◆ Stated exercise ◆
Copy out all lines that carry the word "JSON".

Dataset entries on figures
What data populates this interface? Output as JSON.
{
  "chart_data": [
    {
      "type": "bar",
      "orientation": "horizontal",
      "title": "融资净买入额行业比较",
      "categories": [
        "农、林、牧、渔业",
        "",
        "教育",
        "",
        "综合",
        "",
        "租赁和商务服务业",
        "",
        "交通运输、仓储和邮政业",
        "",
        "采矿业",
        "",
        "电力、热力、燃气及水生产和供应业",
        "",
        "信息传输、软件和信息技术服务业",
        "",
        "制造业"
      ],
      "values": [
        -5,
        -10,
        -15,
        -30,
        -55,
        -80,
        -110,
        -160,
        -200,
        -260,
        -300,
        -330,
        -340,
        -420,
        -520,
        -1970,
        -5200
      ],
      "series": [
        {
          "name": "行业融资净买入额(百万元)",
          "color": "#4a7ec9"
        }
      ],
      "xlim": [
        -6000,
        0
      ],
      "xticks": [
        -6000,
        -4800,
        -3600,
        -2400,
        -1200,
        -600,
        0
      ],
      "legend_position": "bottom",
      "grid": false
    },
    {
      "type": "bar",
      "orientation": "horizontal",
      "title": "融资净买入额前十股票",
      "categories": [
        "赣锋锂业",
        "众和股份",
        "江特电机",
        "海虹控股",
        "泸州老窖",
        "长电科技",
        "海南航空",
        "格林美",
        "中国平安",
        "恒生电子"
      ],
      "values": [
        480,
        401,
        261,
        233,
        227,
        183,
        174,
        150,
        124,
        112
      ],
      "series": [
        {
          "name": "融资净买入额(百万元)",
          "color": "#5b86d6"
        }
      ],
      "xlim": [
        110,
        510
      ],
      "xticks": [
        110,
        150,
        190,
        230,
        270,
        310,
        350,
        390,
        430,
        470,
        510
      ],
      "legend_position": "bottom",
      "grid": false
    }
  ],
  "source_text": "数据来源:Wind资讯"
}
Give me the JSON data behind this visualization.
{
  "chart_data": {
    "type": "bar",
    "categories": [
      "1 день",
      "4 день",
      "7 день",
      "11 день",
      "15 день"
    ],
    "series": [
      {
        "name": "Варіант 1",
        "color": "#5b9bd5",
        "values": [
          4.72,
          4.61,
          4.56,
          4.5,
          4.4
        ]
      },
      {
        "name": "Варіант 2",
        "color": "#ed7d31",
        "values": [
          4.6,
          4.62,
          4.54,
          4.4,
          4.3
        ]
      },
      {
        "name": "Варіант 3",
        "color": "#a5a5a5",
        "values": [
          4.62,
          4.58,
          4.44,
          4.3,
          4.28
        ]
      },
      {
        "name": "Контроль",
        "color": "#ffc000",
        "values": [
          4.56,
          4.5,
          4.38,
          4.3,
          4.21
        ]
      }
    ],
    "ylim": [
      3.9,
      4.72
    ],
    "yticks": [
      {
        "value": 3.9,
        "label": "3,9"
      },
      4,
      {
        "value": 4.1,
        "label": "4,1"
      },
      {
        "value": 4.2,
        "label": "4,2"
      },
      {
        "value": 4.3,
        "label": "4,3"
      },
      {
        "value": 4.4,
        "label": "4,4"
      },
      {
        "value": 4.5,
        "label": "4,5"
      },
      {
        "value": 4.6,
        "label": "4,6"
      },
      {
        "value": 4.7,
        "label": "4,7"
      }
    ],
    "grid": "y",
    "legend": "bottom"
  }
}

◆ Full answer ◆
What data populates this interface? Output as JSON.
Give me the JSON data behind this visualization.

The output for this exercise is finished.